# [Records]

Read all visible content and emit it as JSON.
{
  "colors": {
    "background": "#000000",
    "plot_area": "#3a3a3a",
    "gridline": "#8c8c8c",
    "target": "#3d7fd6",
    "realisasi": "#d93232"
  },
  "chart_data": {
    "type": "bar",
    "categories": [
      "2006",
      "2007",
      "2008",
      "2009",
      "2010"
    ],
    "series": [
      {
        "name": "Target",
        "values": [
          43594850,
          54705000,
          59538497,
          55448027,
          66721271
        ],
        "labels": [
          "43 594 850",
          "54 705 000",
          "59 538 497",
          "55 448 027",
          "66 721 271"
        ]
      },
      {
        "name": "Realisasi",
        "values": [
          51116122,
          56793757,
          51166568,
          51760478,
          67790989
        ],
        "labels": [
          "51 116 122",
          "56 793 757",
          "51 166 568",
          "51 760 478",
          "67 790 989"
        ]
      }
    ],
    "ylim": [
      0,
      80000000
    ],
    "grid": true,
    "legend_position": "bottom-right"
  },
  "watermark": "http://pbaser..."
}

# [The request]
Exactly reproduce every line found in the records.

# [Answer]
Read all visible content and emit it as JSON.
{
  "colors": {
    "background": "#000000",
    "plot_area": "#3a3a3a",
    "gridline": "#8c8c8c",
    "target": "#3d7fd6",
    "realisasi": "#d93232"
  },
  "chart_data": {
    "type": "bar",
    "categories": [
      "2006",
      "2007",
      "2008",
      "2009",
      "2010"
    ],
    "series": [
      {
        "name": "Target",
        "values": [
          43594850,
          54705000,
          59538497,
          55448027,
          66721271
        ],
        "labels": [
          "43 594 850",
          "54 705 000",
          "59 538 497",
          "55 448 027",
          "66 721 271"
        ]
      },
      {
        "name": "Realisasi",
        "values": [
          51116122,
          56793757,
          51166568,
          51760478,
          67790989
        ],
        "labels": [
          "51 116 122",
          "56 793 757",
          "51 166 568",
          "51 760 478",
          "67 790 989"
        ]
      }
    ],
    "ylim": [
      0,
      80000000
    ],
    "grid": true,
    "legend_position": "bottom-right"
  },
  "watermark": "http://pbaser..."
}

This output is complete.